Leave out any picture and return the remaining listing below exactly as given.

* [Material for this task]
--- Start ---

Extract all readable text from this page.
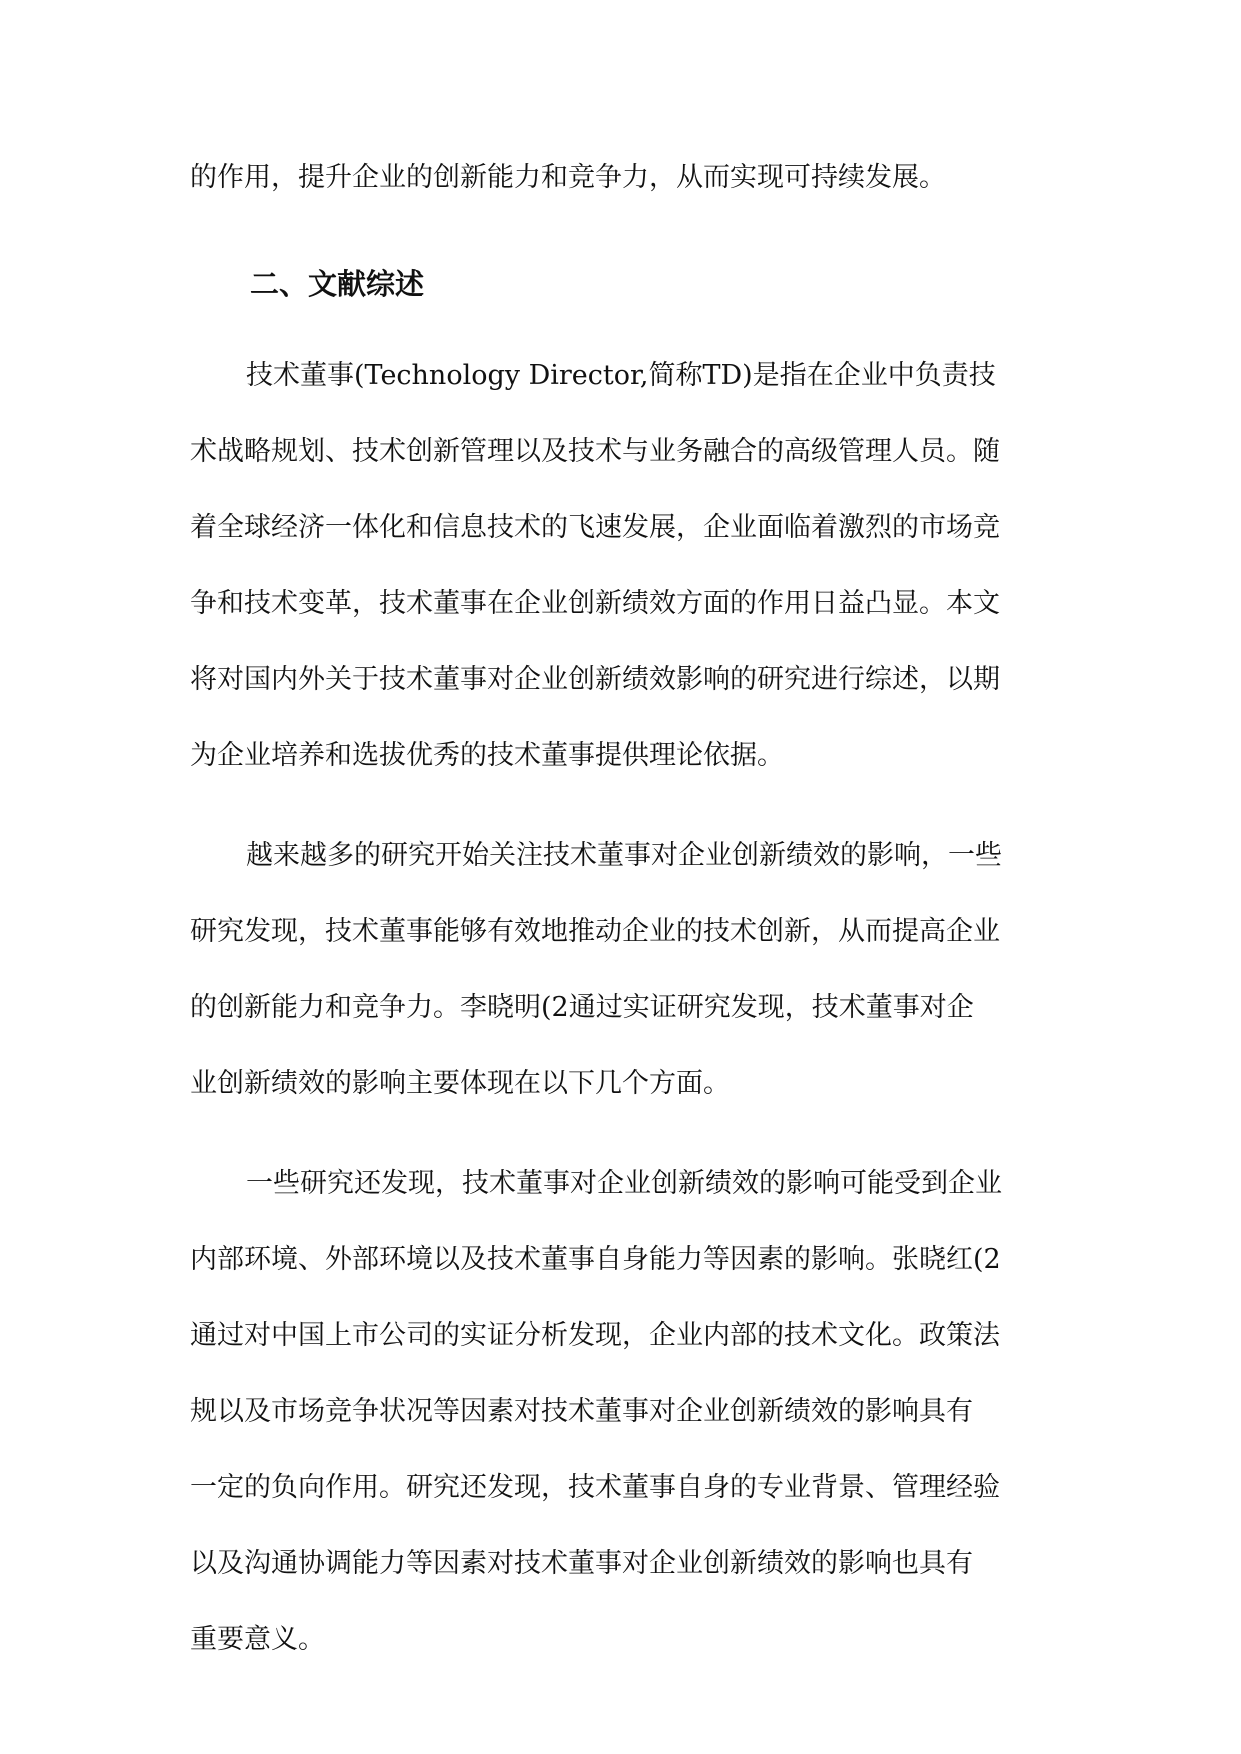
的作用，提升企业的创新能力和竞争力，从而实现可持续发展。
二、文献综述
技术董事(Technology Director,简称TD)是指在企业中负责技
术战略规划、技术创新管理以及技术与业务融合的高级管理人员。随
着全球经济一体化和信息技术的飞速发展，企业面临着激烈的市场竞
争和技术变革，技术董事在企业创新绩效方面的作用日益凸显。本文
将对国内外关于技术董事对企业创新绩效影响的研究进行综述，以期
为企业培养和选拔优秀的技术董事提供理论依据。
越来越多的研究开始关注技术董事对企业创新绩效的影响，一些
研究发现，技术董事能够有效地推动企业的技术创新，从而提高企业
的创新能力和竞争力。李晓明(2通过实证研究发现，技术董事对企
业创新绩效的影响主要体现在以下几个方面。
一些研究还发现，技术董事对企业创新绩效的影响可能受到企业
内部环境、外部环境以及技术董事自身能力等因素的影响。张晓红(2
通过对中国上市公司的实证分析发现，企业内部的技术文化。政策法
规以及市场竞争状况等因素对技术董事对企业创新绩效的影响具有
一定的负向作用。研究还发现，技术董事自身的专业背景、管理经验
以及沟通协调能力等因素对技术董事对企业创新绩效的影响也具有
重要意义。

--- End ---

* [Completed exercise]
Extract all readable text from this page.
的作用，提升企业的创新能力和竞争力，从而实现可持续发展。
二、文献综述
技术董事(Technology Director,简称TD)是指在企业中负责技
术战略规划、技术创新管理以及技术与业务融合的高级管理人员。随
着全球经济一体化和信息技术的飞速发展，企业面临着激烈的市场竞
争和技术变革，技术董事在企业创新绩效方面的作用日益凸显。本文
将对国内外关于技术董事对企业创新绩效影响的研究进行综述，以期
为企业培养和选拔优秀的技术董事提供理论依据。
越来越多的研究开始关注技术董事对企业创新绩效的影响，一些
研究发现，技术董事能够有效地推动企业的技术创新，从而提高企业
的创新能力和竞争力。李晓明(2通过实证研究发现，技术董事对企
业创新绩效的影响主要体现在以下几个方面。
一些研究还发现，技术董事对企业创新绩效的影响可能受到企业
内部环境、外部环境以及技术董事自身能力等因素的影响。张晓红(2
通过对中国上市公司的实证分析发现，企业内部的技术文化。政策法
规以及市场竞争状况等因素对技术董事对企业创新绩效的影响具有
一定的负向作用。研究还发现，技术董事自身的专业背景、管理经验
以及沟通协调能力等因素对技术董事对企业创新绩效的影响也具有
重要意义。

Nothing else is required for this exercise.